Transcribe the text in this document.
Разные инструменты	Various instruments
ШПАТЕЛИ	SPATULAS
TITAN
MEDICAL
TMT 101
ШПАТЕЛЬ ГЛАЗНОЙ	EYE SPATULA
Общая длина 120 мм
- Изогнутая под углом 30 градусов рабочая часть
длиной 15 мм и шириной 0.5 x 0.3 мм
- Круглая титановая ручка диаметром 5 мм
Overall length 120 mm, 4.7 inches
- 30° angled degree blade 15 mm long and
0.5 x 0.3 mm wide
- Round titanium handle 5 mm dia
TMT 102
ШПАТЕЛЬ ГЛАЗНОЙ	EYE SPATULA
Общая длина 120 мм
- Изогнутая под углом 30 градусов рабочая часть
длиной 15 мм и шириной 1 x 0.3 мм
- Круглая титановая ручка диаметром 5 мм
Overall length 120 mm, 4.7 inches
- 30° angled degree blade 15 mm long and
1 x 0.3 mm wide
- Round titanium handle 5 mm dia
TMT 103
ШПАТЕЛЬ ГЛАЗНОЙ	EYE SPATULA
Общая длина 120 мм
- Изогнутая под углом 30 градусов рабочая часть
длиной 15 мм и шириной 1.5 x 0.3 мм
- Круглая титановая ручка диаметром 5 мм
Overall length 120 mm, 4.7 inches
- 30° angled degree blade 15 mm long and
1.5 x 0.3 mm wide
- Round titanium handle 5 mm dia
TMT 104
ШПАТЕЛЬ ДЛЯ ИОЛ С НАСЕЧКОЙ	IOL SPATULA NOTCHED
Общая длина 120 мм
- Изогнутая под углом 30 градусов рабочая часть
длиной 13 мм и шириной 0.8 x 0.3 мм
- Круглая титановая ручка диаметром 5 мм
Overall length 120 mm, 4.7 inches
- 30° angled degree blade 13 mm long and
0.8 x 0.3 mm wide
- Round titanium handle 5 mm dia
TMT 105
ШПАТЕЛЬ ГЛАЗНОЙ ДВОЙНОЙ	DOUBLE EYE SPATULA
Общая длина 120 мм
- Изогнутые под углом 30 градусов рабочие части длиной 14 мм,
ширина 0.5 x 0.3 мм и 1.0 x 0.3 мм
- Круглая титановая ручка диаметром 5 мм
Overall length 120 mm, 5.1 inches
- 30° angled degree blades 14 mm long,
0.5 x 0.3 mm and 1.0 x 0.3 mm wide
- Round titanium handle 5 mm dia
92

□ □ □ □ □ □ □

In the material above, find the lines that contain "длиной" and show them.

Answer to this exercise
длиной 15 мм и шириной 0.5 x 0.3 мм
длиной 15 мм и шириной 1 x 0.3 мм
длиной 15 мм и шириной 1.5 x 0.3 мм
длиной 13 мм и шириной 0.8 x 0.3 мм
- Изогнутые под углом 30 градусов рабочие части длиной 14 мм,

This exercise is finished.